EXERCISE: The listing below should be copied in full, word for word.
=-=-=
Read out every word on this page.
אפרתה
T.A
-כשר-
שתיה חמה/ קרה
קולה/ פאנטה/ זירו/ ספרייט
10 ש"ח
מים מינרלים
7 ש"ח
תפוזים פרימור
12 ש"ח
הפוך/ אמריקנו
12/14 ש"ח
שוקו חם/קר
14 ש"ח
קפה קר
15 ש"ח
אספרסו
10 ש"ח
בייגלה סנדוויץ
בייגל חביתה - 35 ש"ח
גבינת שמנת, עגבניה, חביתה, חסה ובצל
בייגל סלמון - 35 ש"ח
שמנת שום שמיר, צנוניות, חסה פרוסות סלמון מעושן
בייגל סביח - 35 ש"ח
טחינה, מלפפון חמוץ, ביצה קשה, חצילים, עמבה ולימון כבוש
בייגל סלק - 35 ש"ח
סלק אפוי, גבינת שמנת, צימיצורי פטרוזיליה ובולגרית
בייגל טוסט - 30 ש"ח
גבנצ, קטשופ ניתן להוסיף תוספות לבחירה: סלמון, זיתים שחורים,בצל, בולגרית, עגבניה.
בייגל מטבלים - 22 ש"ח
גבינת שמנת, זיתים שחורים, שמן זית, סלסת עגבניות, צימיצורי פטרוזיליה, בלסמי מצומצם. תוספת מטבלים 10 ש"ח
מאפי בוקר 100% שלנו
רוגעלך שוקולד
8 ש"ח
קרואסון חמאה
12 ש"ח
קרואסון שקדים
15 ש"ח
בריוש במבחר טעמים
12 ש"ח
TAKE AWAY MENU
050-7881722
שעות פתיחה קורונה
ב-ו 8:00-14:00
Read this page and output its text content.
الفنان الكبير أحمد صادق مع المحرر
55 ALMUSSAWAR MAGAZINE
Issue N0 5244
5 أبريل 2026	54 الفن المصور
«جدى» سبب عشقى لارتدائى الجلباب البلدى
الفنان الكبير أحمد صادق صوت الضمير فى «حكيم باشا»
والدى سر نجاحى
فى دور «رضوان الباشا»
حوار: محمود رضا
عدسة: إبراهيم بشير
=-=-=
SOLUTION TO THIS TASK:
Read out every word on this page.
אפרתה
T.A
-כשר-
שתיה חמה/ קרה
קולה/ פאנטה/ זירו/ ספרייט
10 ש"ח
מים מינרלים
7 ש"ח
תפוזים פרימור
12 ש"ח
הפוך/ אמריקנו
12/14 ש"ח
שוקו חם/קר
14 ש"ח
קפה קר
15 ש"ח
אספרסו
10 ש"ח
בייגלה סנדוויץ
בייגל חביתה - 35 ש"ח
גבינת שמנת, עגבניה, חביתה, חסה ובצל
בייגל סלמון - 35 ש"ח
שמנת שום שמיר, צנוניות, חסה פרוסות סלמון מעושן
בייגל סביח - 35 ש"ח
טחינה, מלפפון חמוץ, ביצה קשה, חצילים, עמבה ולימון כבוש
בייגל סלק - 35 ש"ח
סלק אפוי, גבינת שמנת, צימיצורי פטרוזיליה ובולגרית
בייגל טוסט - 30 ש"ח
גבנצ, קטשופ ניתן להוסיף תוספות לבחירה: סלמון, זיתים שחורים,בצל, בולגרית, עגבניה.
בייגל מטבלים - 22 ש"ח
גבינת שמנת, זיתים שחורים, שמן זית, סלסת עגבניות, צימיצורי פטרוזיליה, בלסמי מצומצם. תוספת מטבלים 10 ש"ח
מאפי בוקר 100% שלנו
רוגעלך שוקולד
8 ש"ח
קרואסון חמאה
12 ש"ח
קרואסון שקדים
15 ש"ח
בריוש במבחר טעמים
12 ש"ח
TAKE AWAY MENU
050-7881722
שעות פתיחה קורונה
ב-ו 8:00-14:00
Read this page and output its text content.
الفنان الكبير أحمد صادق مع المحرر
55 ALMUSSAWAR MAGAZINE
Issue N0 5244
5 أبريل 2026	54 الفن المصور
«جدى» سبب عشقى لارتدائى الجلباب البلدى
الفنان الكبير أحمد صادق صوت الضمير فى «حكيم باشا»
والدى سر نجاحى
فى دور «رضوان الباشا»
حوار: محمود رضا
عدسة: إبراهيم بشير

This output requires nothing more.